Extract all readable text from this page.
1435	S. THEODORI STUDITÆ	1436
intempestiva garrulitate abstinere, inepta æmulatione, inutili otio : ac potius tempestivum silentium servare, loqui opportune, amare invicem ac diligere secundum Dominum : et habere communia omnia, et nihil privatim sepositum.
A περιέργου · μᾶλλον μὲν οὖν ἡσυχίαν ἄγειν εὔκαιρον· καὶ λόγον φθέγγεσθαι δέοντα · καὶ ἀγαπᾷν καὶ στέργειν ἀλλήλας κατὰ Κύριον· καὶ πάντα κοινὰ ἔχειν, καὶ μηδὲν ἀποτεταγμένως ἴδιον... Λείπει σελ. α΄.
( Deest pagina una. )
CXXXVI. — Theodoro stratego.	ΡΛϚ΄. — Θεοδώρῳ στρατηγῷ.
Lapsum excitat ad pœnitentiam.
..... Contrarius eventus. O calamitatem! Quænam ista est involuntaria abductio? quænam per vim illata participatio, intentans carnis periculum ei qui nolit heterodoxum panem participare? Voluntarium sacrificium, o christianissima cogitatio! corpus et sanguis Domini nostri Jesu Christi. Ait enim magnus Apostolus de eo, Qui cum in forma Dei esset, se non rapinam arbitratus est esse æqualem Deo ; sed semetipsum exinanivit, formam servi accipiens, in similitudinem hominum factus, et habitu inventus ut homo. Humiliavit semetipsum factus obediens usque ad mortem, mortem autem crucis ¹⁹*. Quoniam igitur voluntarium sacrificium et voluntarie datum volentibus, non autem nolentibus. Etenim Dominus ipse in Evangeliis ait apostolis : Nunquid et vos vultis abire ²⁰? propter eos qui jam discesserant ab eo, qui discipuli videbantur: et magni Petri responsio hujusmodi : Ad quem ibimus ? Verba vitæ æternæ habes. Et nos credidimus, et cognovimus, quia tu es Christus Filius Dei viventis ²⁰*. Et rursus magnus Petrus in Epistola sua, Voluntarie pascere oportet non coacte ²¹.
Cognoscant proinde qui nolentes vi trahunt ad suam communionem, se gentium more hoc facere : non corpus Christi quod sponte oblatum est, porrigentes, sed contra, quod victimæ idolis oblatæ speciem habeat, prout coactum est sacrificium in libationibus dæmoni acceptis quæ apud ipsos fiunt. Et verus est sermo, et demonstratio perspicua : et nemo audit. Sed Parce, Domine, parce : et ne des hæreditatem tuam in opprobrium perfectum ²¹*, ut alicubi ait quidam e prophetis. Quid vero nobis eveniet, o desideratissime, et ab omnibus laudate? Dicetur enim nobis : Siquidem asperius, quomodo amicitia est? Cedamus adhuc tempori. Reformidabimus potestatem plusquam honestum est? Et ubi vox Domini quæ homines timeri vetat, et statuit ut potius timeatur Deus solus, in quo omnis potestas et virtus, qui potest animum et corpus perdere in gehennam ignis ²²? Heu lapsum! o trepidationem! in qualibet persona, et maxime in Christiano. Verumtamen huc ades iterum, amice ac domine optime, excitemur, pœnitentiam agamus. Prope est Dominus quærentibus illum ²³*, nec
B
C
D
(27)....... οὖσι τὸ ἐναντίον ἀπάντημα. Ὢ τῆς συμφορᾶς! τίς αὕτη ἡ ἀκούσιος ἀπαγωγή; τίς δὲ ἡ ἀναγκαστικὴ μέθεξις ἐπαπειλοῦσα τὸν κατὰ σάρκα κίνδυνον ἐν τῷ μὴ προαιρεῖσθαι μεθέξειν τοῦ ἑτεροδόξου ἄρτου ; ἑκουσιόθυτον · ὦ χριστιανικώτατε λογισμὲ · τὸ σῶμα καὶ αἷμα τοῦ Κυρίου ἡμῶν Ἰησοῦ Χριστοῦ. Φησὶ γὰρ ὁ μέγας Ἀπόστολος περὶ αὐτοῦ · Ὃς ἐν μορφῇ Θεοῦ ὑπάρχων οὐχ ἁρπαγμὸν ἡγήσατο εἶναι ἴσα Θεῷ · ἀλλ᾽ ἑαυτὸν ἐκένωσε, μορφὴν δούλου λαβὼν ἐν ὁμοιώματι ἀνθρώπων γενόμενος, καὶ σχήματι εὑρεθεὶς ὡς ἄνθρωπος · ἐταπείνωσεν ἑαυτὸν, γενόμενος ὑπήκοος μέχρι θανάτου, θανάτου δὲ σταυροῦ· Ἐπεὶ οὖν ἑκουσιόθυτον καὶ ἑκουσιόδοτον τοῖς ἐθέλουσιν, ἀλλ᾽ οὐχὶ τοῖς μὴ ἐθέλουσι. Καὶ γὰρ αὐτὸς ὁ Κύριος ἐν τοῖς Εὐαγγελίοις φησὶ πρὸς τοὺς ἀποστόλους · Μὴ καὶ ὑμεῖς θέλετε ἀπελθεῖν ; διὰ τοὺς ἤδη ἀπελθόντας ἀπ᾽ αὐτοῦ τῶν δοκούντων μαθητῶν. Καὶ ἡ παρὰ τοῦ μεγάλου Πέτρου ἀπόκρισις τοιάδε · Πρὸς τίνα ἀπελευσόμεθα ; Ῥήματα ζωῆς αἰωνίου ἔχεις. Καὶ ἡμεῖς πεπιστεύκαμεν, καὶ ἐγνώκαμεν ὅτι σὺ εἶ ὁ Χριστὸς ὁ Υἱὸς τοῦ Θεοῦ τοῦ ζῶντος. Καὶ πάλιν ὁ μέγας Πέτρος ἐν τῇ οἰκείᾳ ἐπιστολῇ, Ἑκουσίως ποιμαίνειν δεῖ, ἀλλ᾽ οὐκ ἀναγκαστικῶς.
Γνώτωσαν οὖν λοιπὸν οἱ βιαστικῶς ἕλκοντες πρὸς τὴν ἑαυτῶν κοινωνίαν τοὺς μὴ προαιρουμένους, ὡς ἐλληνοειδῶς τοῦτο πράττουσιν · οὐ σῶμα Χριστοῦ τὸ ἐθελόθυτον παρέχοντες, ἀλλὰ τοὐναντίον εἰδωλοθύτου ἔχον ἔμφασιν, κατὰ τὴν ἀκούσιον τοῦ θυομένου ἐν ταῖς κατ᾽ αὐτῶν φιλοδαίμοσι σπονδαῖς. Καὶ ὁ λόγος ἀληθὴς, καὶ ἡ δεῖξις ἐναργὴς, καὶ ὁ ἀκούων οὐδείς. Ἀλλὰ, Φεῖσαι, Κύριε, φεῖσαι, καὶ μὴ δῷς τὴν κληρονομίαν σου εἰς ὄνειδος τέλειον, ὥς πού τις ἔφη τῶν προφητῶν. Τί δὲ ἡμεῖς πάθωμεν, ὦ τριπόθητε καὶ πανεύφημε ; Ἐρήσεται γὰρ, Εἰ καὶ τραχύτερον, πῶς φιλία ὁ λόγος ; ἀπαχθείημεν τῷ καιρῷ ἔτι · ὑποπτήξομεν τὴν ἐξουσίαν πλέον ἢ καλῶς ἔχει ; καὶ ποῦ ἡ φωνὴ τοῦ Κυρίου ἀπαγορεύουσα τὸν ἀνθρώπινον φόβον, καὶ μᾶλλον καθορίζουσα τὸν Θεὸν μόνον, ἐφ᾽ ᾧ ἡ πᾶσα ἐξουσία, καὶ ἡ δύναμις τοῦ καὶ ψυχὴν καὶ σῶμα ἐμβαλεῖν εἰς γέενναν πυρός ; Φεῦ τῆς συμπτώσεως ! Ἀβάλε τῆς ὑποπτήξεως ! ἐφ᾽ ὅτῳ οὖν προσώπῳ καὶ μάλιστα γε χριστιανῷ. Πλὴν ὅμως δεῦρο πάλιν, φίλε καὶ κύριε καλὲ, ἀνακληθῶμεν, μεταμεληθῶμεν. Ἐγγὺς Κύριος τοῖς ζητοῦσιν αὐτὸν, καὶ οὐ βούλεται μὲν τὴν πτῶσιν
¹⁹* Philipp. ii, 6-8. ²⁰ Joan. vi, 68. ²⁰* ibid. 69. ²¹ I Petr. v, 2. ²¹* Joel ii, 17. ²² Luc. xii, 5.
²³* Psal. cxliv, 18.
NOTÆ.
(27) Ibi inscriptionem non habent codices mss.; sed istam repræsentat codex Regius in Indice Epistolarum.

----

• [PROBLEM DESCRIPTION]: Among the lines above, count those containing the word "μᾶλλον" and give nothing but the result.

• [SOLUTION FOR THIS TASK]: 2